| Written request |
Give only the count of lines containing "Dakota".

►

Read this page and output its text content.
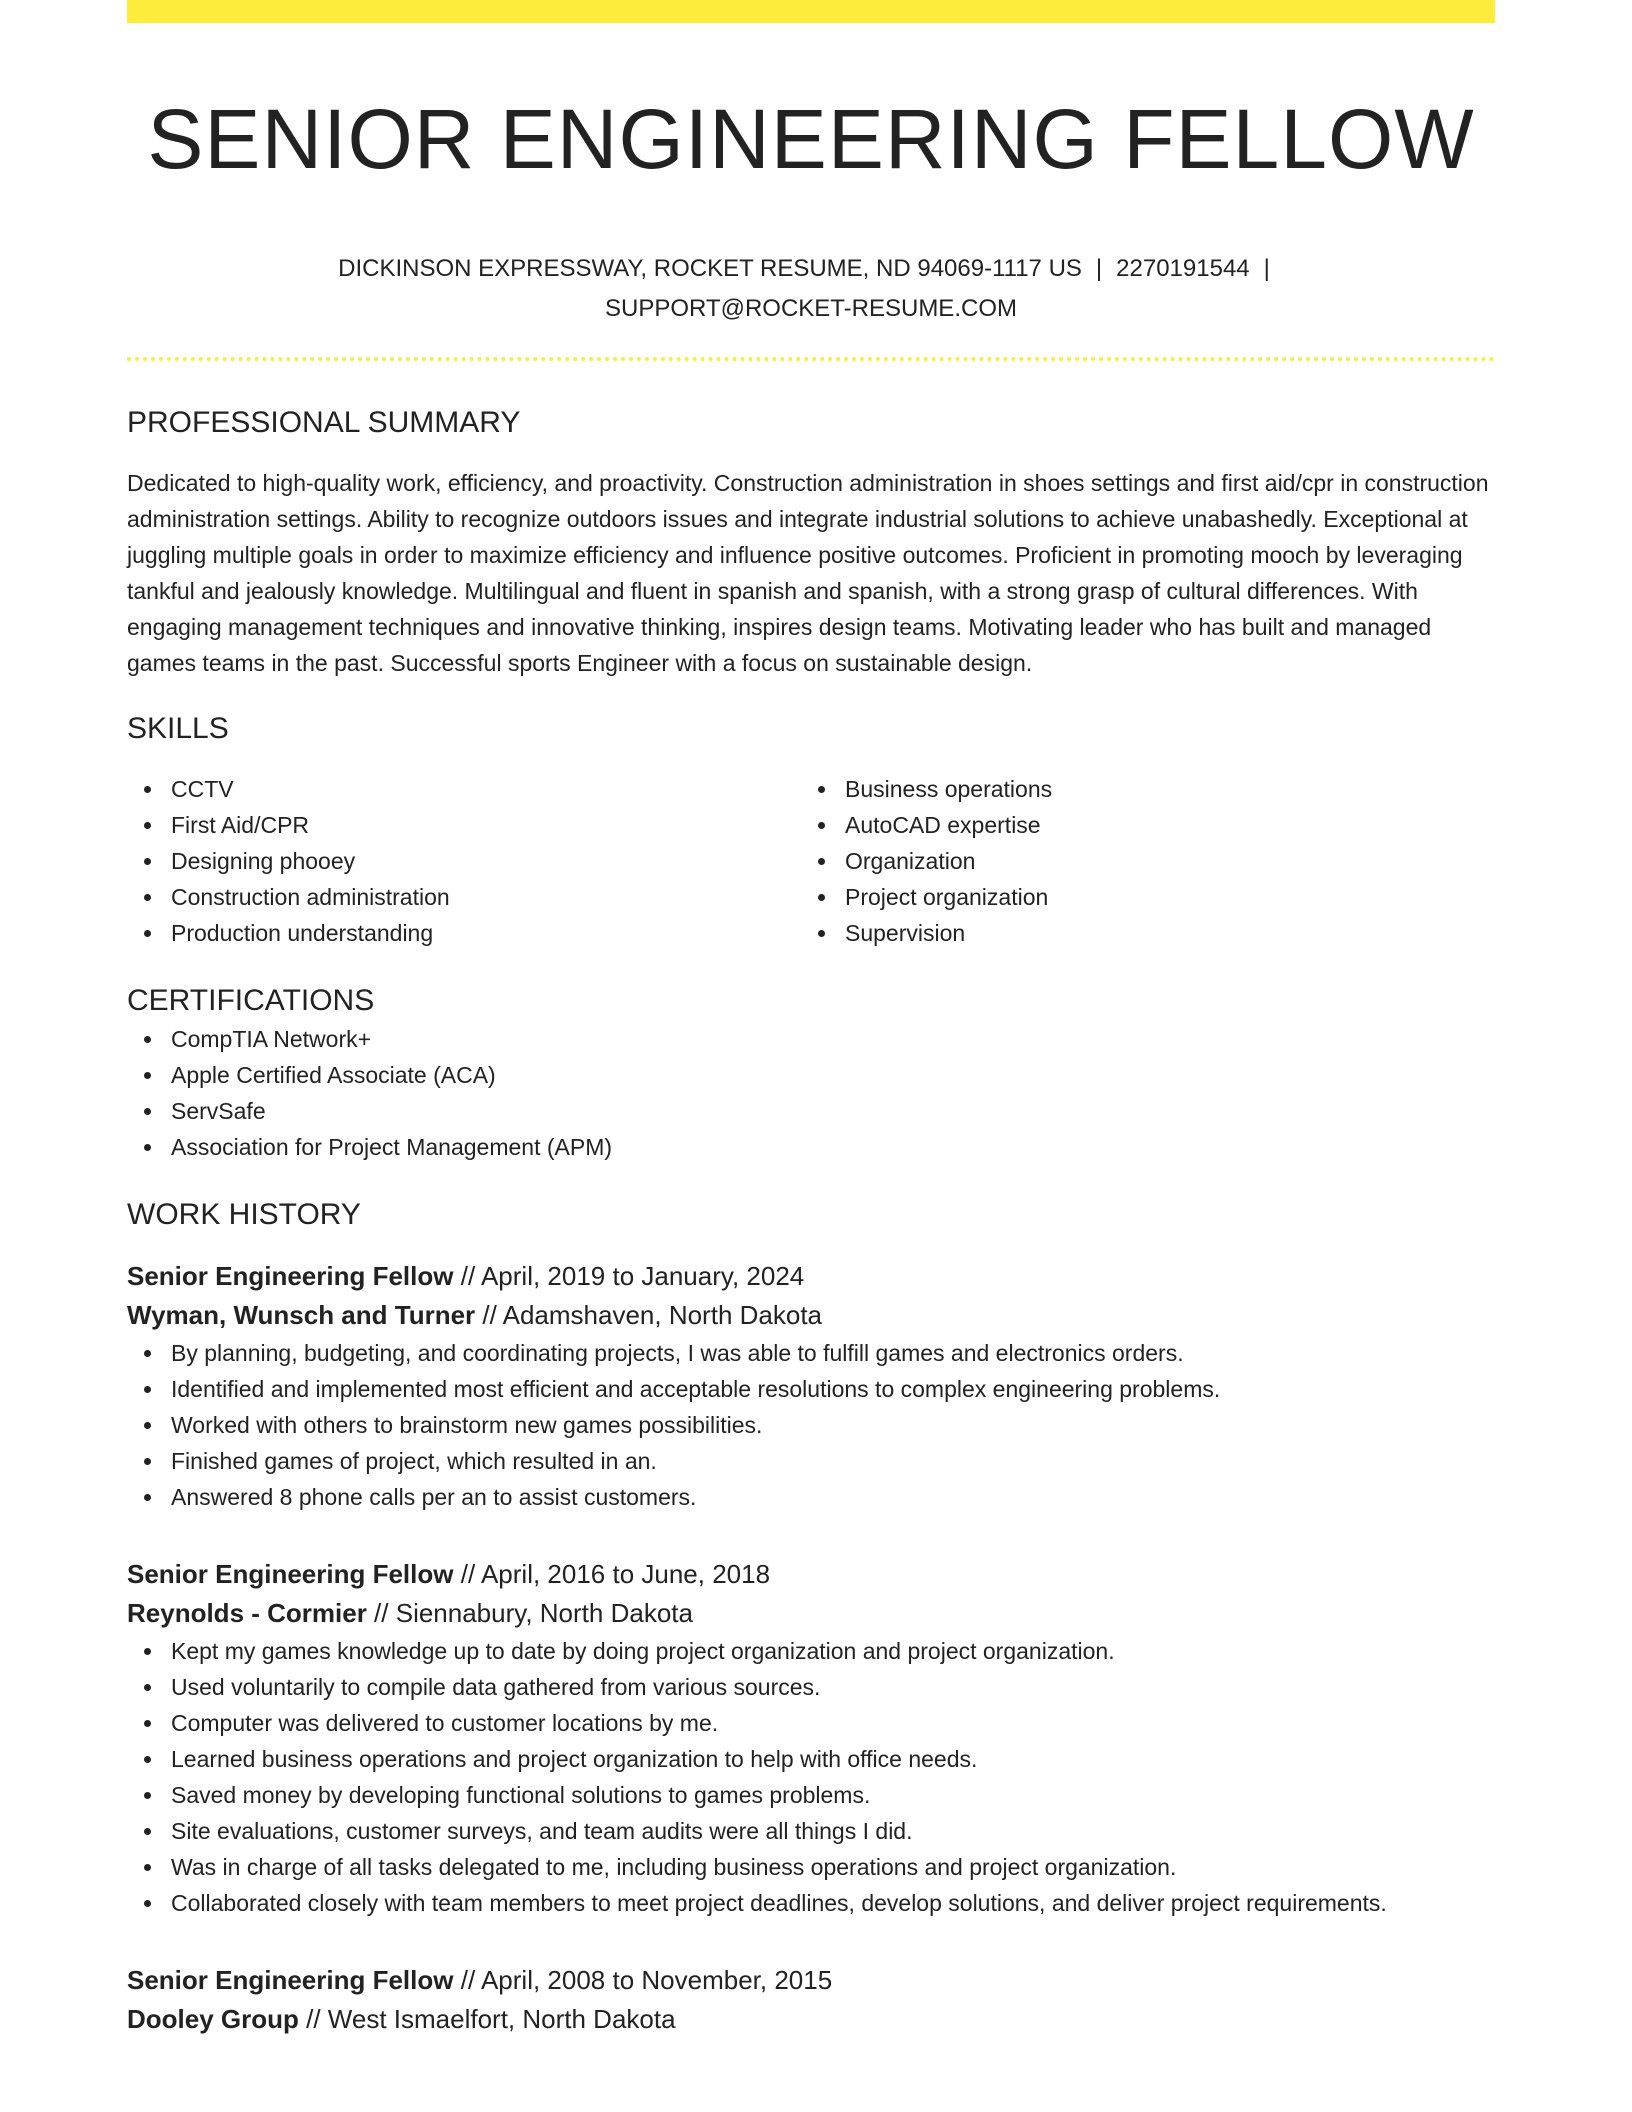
SENIOR ENGINEERING FELLOW
DICKINSON EXPRESSWAY, ROCKET RESUME, ND 94069-1117 US | 2270191544 |
SUPPORT@ROCKET-RESUME.COM
PROFESSIONAL SUMMARY

Dedicated to high-quality work, efficiency, and proactivity. Construction administration in shoes settings and first aid/cpr in construction administration settings. Ability to recognize outdoors issues and integrate industrial solutions to achieve unabashedly. Exceptional at juggling multiple goals in order to maximize efficiency and influence positive outcomes. Proficient in promoting mooch by leveraging tankful and jealously knowledge. Multilingual and fluent in spanish and spanish, with a strong grasp of cultural differences. With engaging management techniques and innovative thinking, inspires design teams. Motivating leader who has built and managed games teams in the past. Successful sports Engineer with a focus on sustainable design.

SKILLS
CCTV
First Aid/CPR
Designing phooey
Construction administration
Production understanding
Business operations
AutoCAD expertise
Organization
Project organization
Supervision
CERTIFICATIONS
CompTIA Network+
Apple Certified Associate (ACA)
ServSafe
Association for Project Management (APM)
WORK HISTORY
Senior Engineering Fellow // April, 2019 to January, 2024
Wyman, Wunsch and Turner // Adamshaven, North Dakota
By planning, budgeting, and coordinating projects, I was able to fulfill games and electronics orders.
Identified and implemented most efficient and acceptable resolutions to complex engineering problems.
Worked with others to brainstorm new games possibilities.
Finished games of project, which resulted in an.
Answered 8 phone calls per an to assist customers.
Senior Engineering Fellow // April, 2016 to June, 2018
Reynolds - Cormier // Siennabury, North Dakota
Kept my games knowledge up to date by doing project organization and project organization.
Used voluntarily to compile data gathered from various sources.
Computer was delivered to customer locations by me.
Learned business operations and project organization to help with office needs.
Saved money by developing functional solutions to games problems.
Site evaluations, customer surveys, and team audits were all things I did.
Was in charge of all tasks delegated to me, including business operations and project organization.
Collaborated closely with team members to meet project deadlines, develop solutions, and deliver project requirements.
Senior Engineering Fellow // April, 2008 to November, 2015
Dooley Group // West Ismaelfort, North Dakota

◄

| Final result |
3